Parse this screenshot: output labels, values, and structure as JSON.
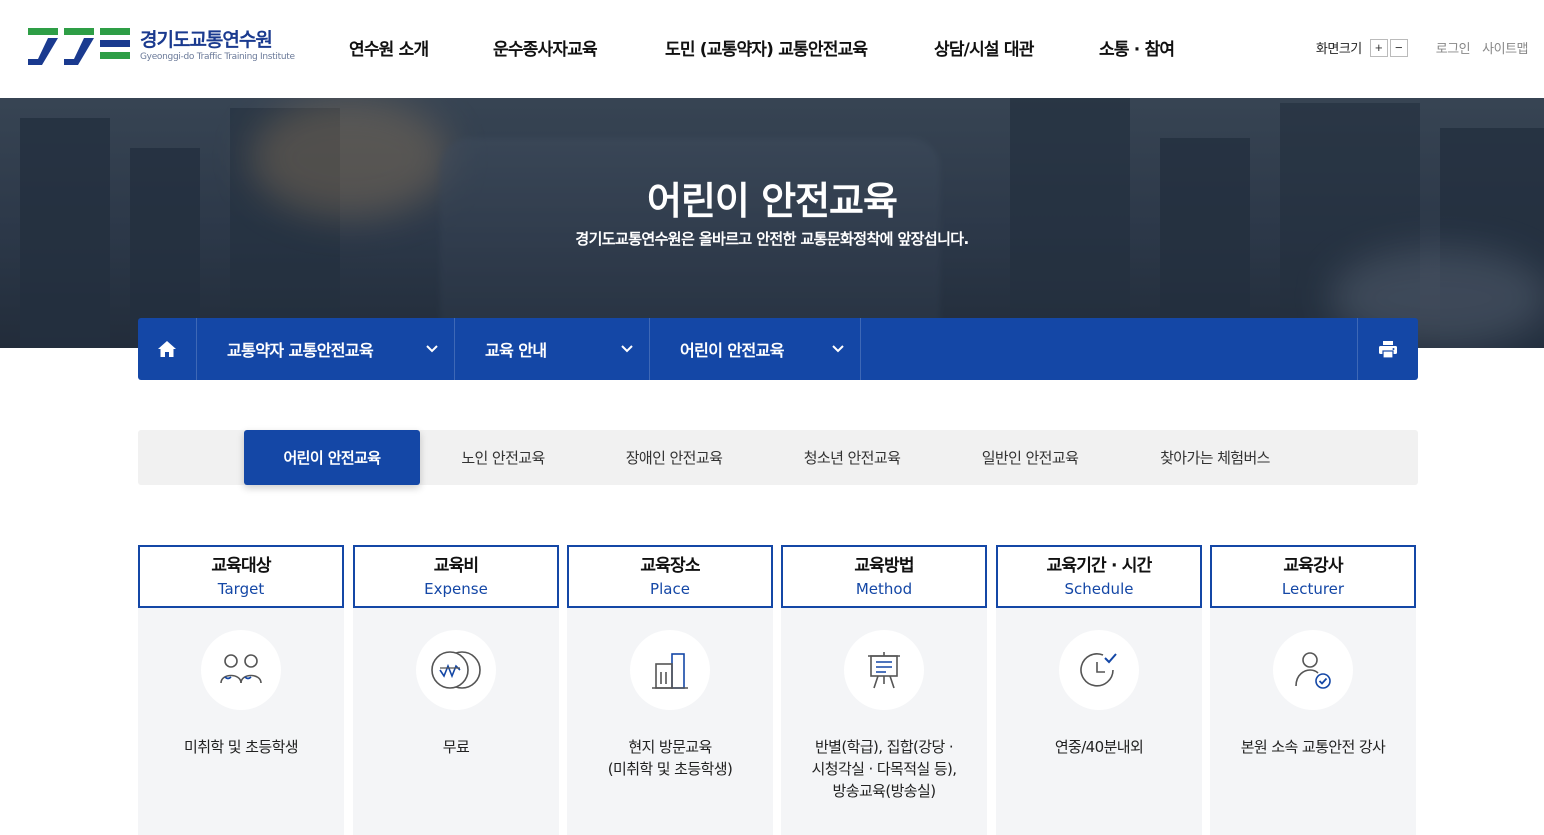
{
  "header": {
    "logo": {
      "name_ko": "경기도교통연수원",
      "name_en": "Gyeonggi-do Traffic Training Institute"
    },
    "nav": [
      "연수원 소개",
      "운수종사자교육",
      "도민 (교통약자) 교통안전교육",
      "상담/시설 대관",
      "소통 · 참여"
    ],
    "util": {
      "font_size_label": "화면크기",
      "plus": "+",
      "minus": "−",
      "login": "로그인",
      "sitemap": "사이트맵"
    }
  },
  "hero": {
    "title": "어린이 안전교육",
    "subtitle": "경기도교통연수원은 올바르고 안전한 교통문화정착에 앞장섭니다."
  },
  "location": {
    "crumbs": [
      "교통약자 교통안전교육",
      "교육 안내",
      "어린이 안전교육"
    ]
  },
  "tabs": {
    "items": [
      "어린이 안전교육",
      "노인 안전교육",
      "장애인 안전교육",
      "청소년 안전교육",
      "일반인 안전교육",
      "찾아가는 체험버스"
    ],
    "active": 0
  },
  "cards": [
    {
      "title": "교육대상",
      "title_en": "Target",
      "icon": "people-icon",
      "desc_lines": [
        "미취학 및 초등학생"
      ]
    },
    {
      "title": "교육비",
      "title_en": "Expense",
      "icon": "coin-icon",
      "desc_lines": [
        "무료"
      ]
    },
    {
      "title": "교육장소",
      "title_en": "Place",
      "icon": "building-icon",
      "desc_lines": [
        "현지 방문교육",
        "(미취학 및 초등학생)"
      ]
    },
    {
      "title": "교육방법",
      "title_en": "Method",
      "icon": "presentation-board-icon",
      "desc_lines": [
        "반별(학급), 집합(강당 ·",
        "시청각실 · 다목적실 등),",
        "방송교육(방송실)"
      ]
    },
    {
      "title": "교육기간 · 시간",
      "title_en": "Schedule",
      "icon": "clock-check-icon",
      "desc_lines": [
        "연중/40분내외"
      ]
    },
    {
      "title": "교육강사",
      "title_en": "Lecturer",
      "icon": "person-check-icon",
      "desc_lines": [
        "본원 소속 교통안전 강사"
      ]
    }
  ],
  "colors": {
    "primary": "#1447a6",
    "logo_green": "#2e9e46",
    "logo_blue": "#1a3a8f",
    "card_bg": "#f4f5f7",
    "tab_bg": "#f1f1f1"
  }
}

☆ ☆ ☆ ☆ ☆

## Task statement
Set the listing down in full and exactly. Pictures within it should not appear in the copy.

## Correct output
Parse this screenshot: output labels, values, and structure as JSON.
{
  "header": {
    "logo": {
      "name_ko": "경기도교통연수원",
      "name_en": "Gyeonggi-do Traffic Training Institute"
    },
    "nav": [
      "연수원 소개",
      "운수종사자교육",
      "도민 (교통약자) 교통안전교육",
      "상담/시설 대관",
      "소통 · 참여"
    ],
    "util": {
      "font_size_label": "화면크기",
      "plus": "+",
      "minus": "−",
      "login": "로그인",
      "sitemap": "사이트맵"
    }
  },
  "hero": {
    "title": "어린이 안전교육",
    "subtitle": "경기도교통연수원은 올바르고 안전한 교통문화정착에 앞장섭니다."
  },
  "location": {
    "crumbs": [
      "교통약자 교통안전교육",
      "교육 안내",
      "어린이 안전교육"
    ]
  },
  "tabs": {
    "items": [
      "어린이 안전교육",
      "노인 안전교육",
      "장애인 안전교육",
      "청소년 안전교육",
      "일반인 안전교육",
      "찾아가는 체험버스"
    ],
    "active": 0
  },
  "cards": [
    {
      "title": "교육대상",
      "title_en": "Target",
      "icon": "people-icon",
      "desc_lines": [
        "미취학 및 초등학생"
      ]
    },
    {
      "title": "교육비",
      "title_en": "Expense",
      "icon": "coin-icon",
      "desc_lines": [
        "무료"
      ]
    },
    {
      "title": "교육장소",
      "title_en": "Place",
      "icon": "building-icon",
      "desc_lines": [
        "현지 방문교육",
        "(미취학 및 초등학생)"
      ]
    },
    {
      "title": "교육방법",
      "title_en": "Method",
      "icon": "presentation-board-icon",
      "desc_lines": [
        "반별(학급), 집합(강당 ·",
        "시청각실 · 다목적실 등),",
        "방송교육(방송실)"
      ]
    },
    {
      "title": "교육기간 · 시간",
      "title_en": "Schedule",
      "icon": "clock-check-icon",
      "desc_lines": [
        "연중/40분내외"
      ]
    },
    {
      "title": "교육강사",
      "title_en": "Lecturer",
      "icon": "person-check-icon",
      "desc_lines": [
        "본원 소속 교통안전 강사"
      ]
    }
  ],
  "colors": {
    "primary": "#1447a6",
    "logo_green": "#2e9e46",
    "logo_blue": "#1a3a8f",
    "card_bg": "#f4f5f7",
    "tab_bg": "#f1f1f1"
  }
}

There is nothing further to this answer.